Write out the data again in full, exactly as it reads.

_MATERIAL SUPPLIED_:
________________________
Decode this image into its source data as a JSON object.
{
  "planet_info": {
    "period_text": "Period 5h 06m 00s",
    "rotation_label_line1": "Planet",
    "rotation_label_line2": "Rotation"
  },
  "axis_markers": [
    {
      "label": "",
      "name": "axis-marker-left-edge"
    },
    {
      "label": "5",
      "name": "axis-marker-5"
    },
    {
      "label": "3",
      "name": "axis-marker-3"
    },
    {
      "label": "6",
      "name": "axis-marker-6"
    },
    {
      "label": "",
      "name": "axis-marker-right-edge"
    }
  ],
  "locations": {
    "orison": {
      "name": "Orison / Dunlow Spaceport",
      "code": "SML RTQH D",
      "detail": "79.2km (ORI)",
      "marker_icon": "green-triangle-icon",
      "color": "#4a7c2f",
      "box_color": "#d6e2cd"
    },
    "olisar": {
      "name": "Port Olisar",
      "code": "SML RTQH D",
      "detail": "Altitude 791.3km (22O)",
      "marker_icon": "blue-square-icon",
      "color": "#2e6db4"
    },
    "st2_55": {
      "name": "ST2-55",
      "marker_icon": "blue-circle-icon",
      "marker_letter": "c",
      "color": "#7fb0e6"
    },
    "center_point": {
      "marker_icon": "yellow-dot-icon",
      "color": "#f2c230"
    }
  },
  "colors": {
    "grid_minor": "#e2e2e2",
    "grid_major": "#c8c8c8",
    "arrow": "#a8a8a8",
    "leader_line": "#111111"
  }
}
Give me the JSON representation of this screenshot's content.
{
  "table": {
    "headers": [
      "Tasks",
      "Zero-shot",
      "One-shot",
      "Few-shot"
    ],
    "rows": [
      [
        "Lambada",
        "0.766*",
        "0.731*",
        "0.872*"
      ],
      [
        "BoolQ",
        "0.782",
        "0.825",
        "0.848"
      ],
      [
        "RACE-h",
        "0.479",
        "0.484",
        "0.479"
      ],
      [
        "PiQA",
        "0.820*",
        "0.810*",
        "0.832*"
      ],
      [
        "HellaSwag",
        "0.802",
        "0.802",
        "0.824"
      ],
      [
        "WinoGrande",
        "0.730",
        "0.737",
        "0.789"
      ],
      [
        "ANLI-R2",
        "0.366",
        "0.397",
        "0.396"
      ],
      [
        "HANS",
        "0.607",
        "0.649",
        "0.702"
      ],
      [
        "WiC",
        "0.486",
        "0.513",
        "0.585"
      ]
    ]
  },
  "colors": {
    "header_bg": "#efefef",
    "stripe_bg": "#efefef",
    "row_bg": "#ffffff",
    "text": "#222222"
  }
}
________________________
_COMPLETED EXERCISE_:
Decode this image into its source data as a JSON object.
{
  "planet_info": {
    "period_text": "Period 5h 06m 00s",
    "rotation_label_line1": "Planet",
    "rotation_label_line2": "Rotation"
  },
  "axis_markers": [
    {
      "label": "",
      "name": "axis-marker-left-edge"
    },
    {
      "label": "5",
      "name": "axis-marker-5"
    },
    {
      "label": "3",
      "name": "axis-marker-3"
    },
    {
      "label": "6",
      "name": "axis-marker-6"
    },
    {
      "label": "",
      "name": "axis-marker-right-edge"
    }
  ],
  "locations": {
    "orison": {
      "name": "Orison / Dunlow Spaceport",
      "code": "SML RTQH D",
      "detail": "79.2km (ORI)",
      "marker_icon": "green-triangle-icon",
      "color": "#4a7c2f",
      "box_color": "#d6e2cd"
    },
    "olisar": {
      "name": "Port Olisar",
      "code": "SML RTQH D",
      "detail": "Altitude 791.3km (22O)",
      "marker_icon": "blue-square-icon",
      "color": "#2e6db4"
    },
    "st2_55": {
      "name": "ST2-55",
      "marker_icon": "blue-circle-icon",
      "marker_letter": "c",
      "color": "#7fb0e6"
    },
    "center_point": {
      "marker_icon": "yellow-dot-icon",
      "color": "#f2c230"
    }
  },
  "colors": {
    "grid_minor": "#e2e2e2",
    "grid_major": "#c8c8c8",
    "arrow": "#a8a8a8",
    "leader_line": "#111111"
  }
}
Give me the JSON representation of this screenshot's content.
{
  "table": {
    "headers": [
      "Tasks",
      "Zero-shot",
      "One-shot",
      "Few-shot"
    ],
    "rows": [
      [
        "Lambada",
        "0.766*",
        "0.731*",
        "0.872*"
      ],
      [
        "BoolQ",
        "0.782",
        "0.825",
        "0.848"
      ],
      [
        "RACE-h",
        "0.479",
        "0.484",
        "0.479"
      ],
      [
        "PiQA",
        "0.820*",
        "0.810*",
        "0.832*"
      ],
      [
        "HellaSwag",
        "0.802",
        "0.802",
        "0.824"
      ],
      [
        "WinoGrande",
        "0.730",
        "0.737",
        "0.789"
      ],
      [
        "ANLI-R2",
        "0.366",
        "0.397",
        "0.396"
      ],
      [
        "HANS",
        "0.607",
        "0.649",
        "0.702"
      ],
      [
        "WiC",
        "0.486",
        "0.513",
        "0.585"
      ]
    ]
  },
  "colors": {
    "header_bg": "#efefef",
    "stripe_bg": "#efefef",
    "row_bg": "#ffffff",
    "text": "#222222"
  }
}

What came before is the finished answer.